### [Your task]
The records that follow are to be repeated exactly, with the pictures removed.

### [Entries provided]
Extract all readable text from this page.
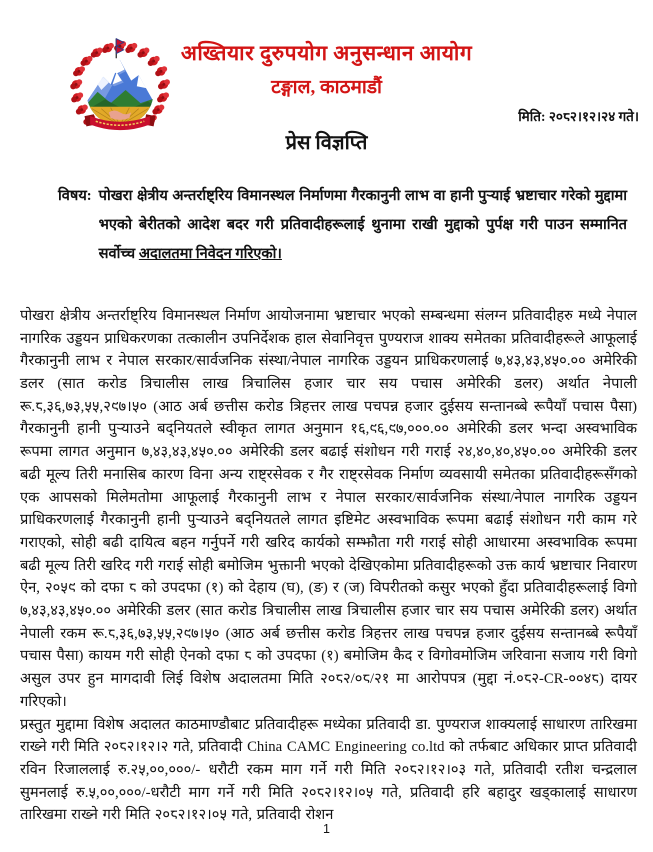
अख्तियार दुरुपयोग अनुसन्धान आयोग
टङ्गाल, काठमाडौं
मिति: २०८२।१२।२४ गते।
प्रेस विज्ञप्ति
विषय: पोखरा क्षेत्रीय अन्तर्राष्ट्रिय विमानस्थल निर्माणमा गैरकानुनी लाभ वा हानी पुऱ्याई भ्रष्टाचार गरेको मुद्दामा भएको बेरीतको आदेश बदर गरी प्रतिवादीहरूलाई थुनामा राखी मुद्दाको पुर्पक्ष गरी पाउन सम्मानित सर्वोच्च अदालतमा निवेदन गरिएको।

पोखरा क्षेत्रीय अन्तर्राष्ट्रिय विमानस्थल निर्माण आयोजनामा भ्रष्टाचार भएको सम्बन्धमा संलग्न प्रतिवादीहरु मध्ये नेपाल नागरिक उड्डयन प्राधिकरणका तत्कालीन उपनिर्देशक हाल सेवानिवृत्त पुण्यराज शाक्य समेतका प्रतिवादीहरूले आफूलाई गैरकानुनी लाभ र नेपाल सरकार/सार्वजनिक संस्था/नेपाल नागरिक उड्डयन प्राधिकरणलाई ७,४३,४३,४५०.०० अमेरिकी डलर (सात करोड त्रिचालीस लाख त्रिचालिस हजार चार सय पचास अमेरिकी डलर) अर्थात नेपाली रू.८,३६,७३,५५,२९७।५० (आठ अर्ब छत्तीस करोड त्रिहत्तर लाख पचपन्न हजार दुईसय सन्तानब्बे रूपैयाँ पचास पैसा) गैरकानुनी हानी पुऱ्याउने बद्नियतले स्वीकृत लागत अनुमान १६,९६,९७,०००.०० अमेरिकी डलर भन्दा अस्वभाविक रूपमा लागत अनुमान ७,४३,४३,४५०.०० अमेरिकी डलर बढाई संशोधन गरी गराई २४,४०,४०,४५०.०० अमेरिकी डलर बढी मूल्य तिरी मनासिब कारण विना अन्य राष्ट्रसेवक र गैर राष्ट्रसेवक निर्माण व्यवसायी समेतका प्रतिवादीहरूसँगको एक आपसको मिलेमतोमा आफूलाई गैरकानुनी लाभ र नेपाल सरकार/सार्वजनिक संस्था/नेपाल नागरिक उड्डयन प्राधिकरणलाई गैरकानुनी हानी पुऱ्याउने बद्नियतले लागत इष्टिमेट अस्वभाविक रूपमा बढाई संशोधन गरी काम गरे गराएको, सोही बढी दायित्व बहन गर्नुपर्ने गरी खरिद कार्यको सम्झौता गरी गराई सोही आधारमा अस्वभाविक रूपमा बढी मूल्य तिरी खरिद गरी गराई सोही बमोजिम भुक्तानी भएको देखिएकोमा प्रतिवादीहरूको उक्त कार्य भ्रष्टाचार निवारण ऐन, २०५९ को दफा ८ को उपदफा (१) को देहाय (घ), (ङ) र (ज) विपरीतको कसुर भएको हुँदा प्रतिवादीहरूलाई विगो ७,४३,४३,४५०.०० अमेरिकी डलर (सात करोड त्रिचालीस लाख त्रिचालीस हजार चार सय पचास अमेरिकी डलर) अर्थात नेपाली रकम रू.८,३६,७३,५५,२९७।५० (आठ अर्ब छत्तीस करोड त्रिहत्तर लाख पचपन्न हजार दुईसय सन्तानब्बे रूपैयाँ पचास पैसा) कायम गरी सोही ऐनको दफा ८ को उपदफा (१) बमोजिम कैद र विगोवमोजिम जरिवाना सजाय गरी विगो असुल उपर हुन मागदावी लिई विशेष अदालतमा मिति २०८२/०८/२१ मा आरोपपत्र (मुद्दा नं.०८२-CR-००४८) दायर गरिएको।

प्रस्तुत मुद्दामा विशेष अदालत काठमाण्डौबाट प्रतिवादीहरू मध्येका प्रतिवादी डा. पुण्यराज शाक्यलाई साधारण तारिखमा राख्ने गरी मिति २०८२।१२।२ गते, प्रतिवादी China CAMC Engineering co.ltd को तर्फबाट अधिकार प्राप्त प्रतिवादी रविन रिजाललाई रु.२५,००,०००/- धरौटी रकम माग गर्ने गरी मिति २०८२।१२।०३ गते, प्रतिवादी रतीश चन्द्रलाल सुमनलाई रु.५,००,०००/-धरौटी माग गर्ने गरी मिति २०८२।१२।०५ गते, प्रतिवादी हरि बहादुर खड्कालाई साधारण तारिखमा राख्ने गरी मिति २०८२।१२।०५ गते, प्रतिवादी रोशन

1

### [The completed task]
Extract all readable text from this page.
अख्तियार दुरुपयोग अनुसन्धान आयोग
टङ्गाल, काठमाडौं
मिति: २०८२।१२।२४ गते।
प्रेस विज्ञप्ति
विषय: पोखरा क्षेत्रीय अन्तर्राष्ट्रिय विमानस्थल निर्माणमा गैरकानुनी लाभ वा हानी पुऱ्याई भ्रष्टाचार गरेको मुद्दामा भएको बेरीतको आदेश बदर गरी प्रतिवादीहरूलाई थुनामा राखी मुद्दाको पुर्पक्ष गरी पाउन सम्मानित सर्वोच्च अदालतमा निवेदन गरिएको।

पोखरा क्षेत्रीय अन्तर्राष्ट्रिय विमानस्थल निर्माण आयोजनामा भ्रष्टाचार भएको सम्बन्धमा संलग्न प्रतिवादीहरु मध्ये नेपाल नागरिक उड्डयन प्राधिकरणका तत्कालीन उपनिर्देशक हाल सेवानिवृत्त पुण्यराज शाक्य समेतका प्रतिवादीहरूले आफूलाई गैरकानुनी लाभ र नेपाल सरकार/सार्वजनिक संस्था/नेपाल नागरिक उड्डयन प्राधिकरणलाई ७,४३,४३,४५०.०० अमेरिकी डलर (सात करोड त्रिचालीस लाख त्रिचालिस हजार चार सय पचास अमेरिकी डलर) अर्थात नेपाली रू.८,३६,७३,५५,२९७।५० (आठ अर्ब छत्तीस करोड त्रिहत्तर लाख पचपन्न हजार दुईसय सन्तानब्बे रूपैयाँ पचास पैसा) गैरकानुनी हानी पुऱ्याउने बद्नियतले स्वीकृत लागत अनुमान १६,९६,९७,०००.०० अमेरिकी डलर भन्दा अस्वभाविक रूपमा लागत अनुमान ७,४३,४३,४५०.०० अमेरिकी डलर बढाई संशोधन गरी गराई २४,४०,४०,४५०.०० अमेरिकी डलर बढी मूल्य तिरी मनासिब कारण विना अन्य राष्ट्रसेवक र गैर राष्ट्रसेवक निर्माण व्यवसायी समेतका प्रतिवादीहरूसँगको एक आपसको मिलेमतोमा आफूलाई गैरकानुनी लाभ र नेपाल सरकार/सार्वजनिक संस्था/नेपाल नागरिक उड्डयन प्राधिकरणलाई गैरकानुनी हानी पुऱ्याउने बद्नियतले लागत इष्टिमेट अस्वभाविक रूपमा बढाई संशोधन गरी काम गरे गराएको, सोही बढी दायित्व बहन गर्नुपर्ने गरी खरिद कार्यको सम्झौता गरी गराई सोही आधारमा अस्वभाविक रूपमा बढी मूल्य तिरी खरिद गरी गराई सोही बमोजिम भुक्तानी भएको देखिएकोमा प्रतिवादीहरूको उक्त कार्य भ्रष्टाचार निवारण ऐन, २०५९ को दफा ८ को उपदफा (१) को देहाय (घ), (ङ) र (ज) विपरीतको कसुर भएको हुँदा प्रतिवादीहरूलाई विगो ७,४३,४३,४५०.०० अमेरिकी डलर (सात करोड त्रिचालीस लाख त्रिचालीस हजार चार सय पचास अमेरिकी डलर) अर्थात नेपाली रकम रू.८,३६,७३,५५,२९७।५० (आठ अर्ब छत्तीस करोड त्रिहत्तर लाख पचपन्न हजार दुईसय सन्तानब्बे रूपैयाँ पचास पैसा) कायम गरी सोही ऐनको दफा ८ को उपदफा (१) बमोजिम कैद र विगोवमोजिम जरिवाना सजाय गरी विगो असुल उपर हुन मागदावी लिई विशेष अदालतमा मिति २०८२/०८/२१ मा आरोपपत्र (मुद्दा नं.०८२-CR-००४८) दायर गरिएको।

प्रस्तुत मुद्दामा विशेष अदालत काठमाण्डौबाट प्रतिवादीहरू मध्येका प्रतिवादी डा. पुण्यराज शाक्यलाई साधारण तारिखमा राख्ने गरी मिति २०८२।१२।२ गते, प्रतिवादी China CAMC Engineering co.ltd को तर्फबाट अधिकार प्राप्त प्रतिवादी रविन रिजाललाई रु.२५,००,०००/- धरौटी रकम माग गर्ने गरी मिति २०८२।१२।०३ गते, प्रतिवादी रतीश चन्द्रलाल सुमनलाई रु.५,००,०००/-धरौटी माग गर्ने गरी मिति २०८२।१२।०५ गते, प्रतिवादी हरि बहादुर खड्कालाई साधारण तारिखमा राख्ने गरी मिति २०८२।१२।०५ गते, प्रतिवादी रोशन

1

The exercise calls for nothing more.